### STORED RECORDS
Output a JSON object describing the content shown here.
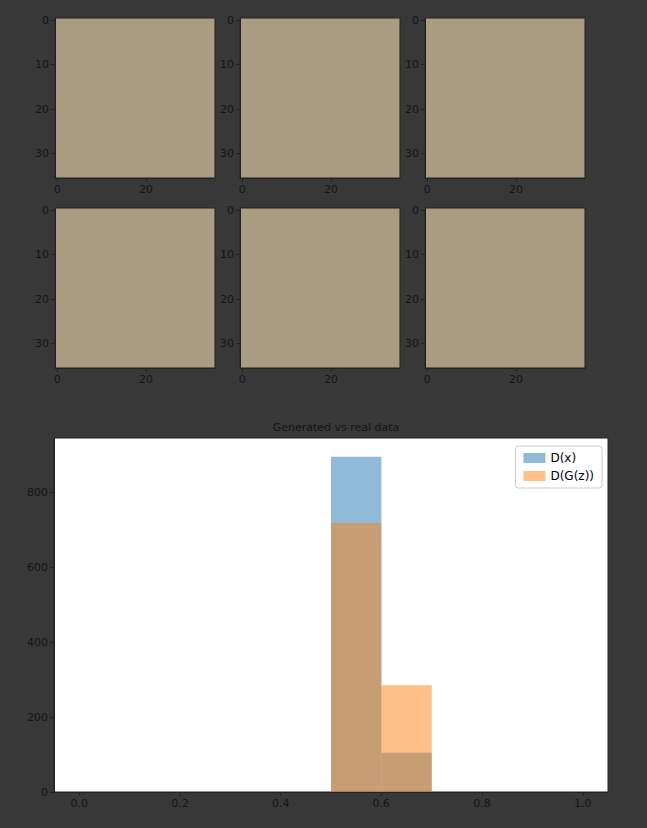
{
  "chart_data": [
    {
      "type": "image",
      "xlim": [
        -0.5,
        35.5
      ],
      "ylim": [
        35.5,
        -0.5
      ],
      "xticks": [
        0,
        20
      ],
      "yticks": [
        0,
        10,
        20,
        30
      ]
    },
    {
      "type": "image",
      "xlim": [
        -0.5,
        35.5
      ],
      "ylim": [
        35.5,
        -0.5
      ],
      "xticks": [
        0,
        20
      ],
      "yticks": [
        0,
        10,
        20,
        30
      ]
    },
    {
      "type": "image",
      "xlim": [
        -0.5,
        35.5
      ],
      "ylim": [
        35.5,
        -0.5
      ],
      "xticks": [
        0,
        20
      ],
      "yticks": [
        0,
        10,
        20,
        30
      ]
    },
    {
      "type": "image",
      "xlim": [
        -0.5,
        35.5
      ],
      "ylim": [
        35.5,
        -0.5
      ],
      "xticks": [
        0,
        20
      ],
      "yticks": [
        0,
        10,
        20,
        30
      ]
    },
    {
      "type": "image",
      "xlim": [
        -0.5,
        35.5
      ],
      "ylim": [
        35.5,
        -0.5
      ],
      "xticks": [
        0,
        20
      ],
      "yticks": [
        0,
        10,
        20,
        30
      ]
    },
    {
      "type": "image",
      "xlim": [
        -0.5,
        35.5
      ],
      "ylim": [
        35.5,
        -0.5
      ],
      "xticks": [
        0,
        20
      ],
      "yticks": [
        0,
        10,
        20,
        30
      ]
    },
    {
      "type": "histogram",
      "title": "Generated vs real data",
      "bins": [
        0.0,
        0.1,
        0.2,
        0.3,
        0.4,
        0.5,
        0.6,
        0.7,
        0.8,
        0.9,
        1.0
      ],
      "series": [
        {
          "name": "D(x)",
          "color": "#1f77b4",
          "values": [
            0,
            0,
            0,
            0,
            0,
            895,
            105,
            0,
            0,
            0
          ]
        },
        {
          "name": "D(G(z))",
          "color": "#ff7f0e",
          "values": [
            0,
            0,
            0,
            0,
            0,
            718,
            285,
            0,
            0,
            0
          ]
        }
      ],
      "xlim": [
        -0.05,
        1.05
      ],
      "ylim": [
        0,
        945
      ],
      "xticks": [
        {
          "value": 0,
          "label": "0.0"
        },
        {
          "value": 0.2,
          "label": "0.2"
        },
        {
          "value": 0.4,
          "label": "0.4"
        },
        {
          "value": 0.6,
          "label": "0.6"
        },
        {
          "value": 0.8,
          "label": "0.8"
        },
        {
          "value": 1,
          "label": "1.0"
        }
      ],
      "yticks": [
        0,
        200,
        400,
        600,
        800
      ],
      "legend": "upper right"
    }
  ]
}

### WHAT IS ASKED
The records above are to be quoted exactly, with all pictures left out.

### RESPONSE
Output a JSON object describing the content shown here.
{
  "chart_data": [
    {
      "type": "image",
      "xlim": [
        -0.5,
        35.5
      ],
      "ylim": [
        35.5,
        -0.5
      ],
      "xticks": [
        0,
        20
      ],
      "yticks": [
        0,
        10,
        20,
        30
      ]
    },
    {
      "type": "image",
      "xlim": [
        -0.5,
        35.5
      ],
      "ylim": [
        35.5,
        -0.5
      ],
      "xticks": [
        0,
        20
      ],
      "yticks": [
        0,
        10,
        20,
        30
      ]
    },
    {
      "type": "image",
      "xlim": [
        -0.5,
        35.5
      ],
      "ylim": [
        35.5,
        -0.5
      ],
      "xticks": [
        0,
        20
      ],
      "yticks": [
        0,
        10,
        20,
        30
      ]
    },
    {
      "type": "image",
      "xlim": [
        -0.5,
        35.5
      ],
      "ylim": [
        35.5,
        -0.5
      ],
      "xticks": [
        0,
        20
      ],
      "yticks": [
        0,
        10,
        20,
        30
      ]
    },
    {
      "type": "image",
      "xlim": [
        -0.5,
        35.5
      ],
      "ylim": [
        35.5,
        -0.5
      ],
      "xticks": [
        0,
        20
      ],
      "yticks": [
        0,
        10,
        20,
        30
      ]
    },
    {
      "type": "image",
      "xlim": [
        -0.5,
        35.5
      ],
      "ylim": [
        35.5,
        -0.5
      ],
      "xticks": [
        0,
        20
      ],
      "yticks": [
        0,
        10,
        20,
        30
      ]
    },
    {
      "type": "histogram",
      "title": "Generated vs real data",
      "bins": [
        0.0,
        0.1,
        0.2,
        0.3,
        0.4,
        0.5,
        0.6,
        0.7,
        0.8,
        0.9,
        1.0
      ],
      "series": [
        {
          "name": "D(x)",
          "color": "#1f77b4",
          "values": [
            0,
            0,
            0,
            0,
            0,
            895,
            105,
            0,
            0,
            0
          ]
        },
        {
          "name": "D(G(z))",
          "color": "#ff7f0e",
          "values": [
            0,
            0,
            0,
            0,
            0,
            718,
            285,
            0,
            0,
            0
          ]
        }
      ],
      "xlim": [
        -0.05,
        1.05
      ],
      "ylim": [
        0,
        945
      ],
      "xticks": [
        {
          "value": 0,
          "label": "0.0"
        },
        {
          "value": 0.2,
          "label": "0.2"
        },
        {
          "value": 0.4,
          "label": "0.4"
        },
        {
          "value": 0.6,
          "label": "0.6"
        },
        {
          "value": 0.8,
          "label": "0.8"
        },
        {
          "value": 1,
          "label": "1.0"
        }
      ],
      "yticks": [
        0,
        200,
        400,
        600,
        800
      ],
      "legend": "upper right"
    }
  ]
}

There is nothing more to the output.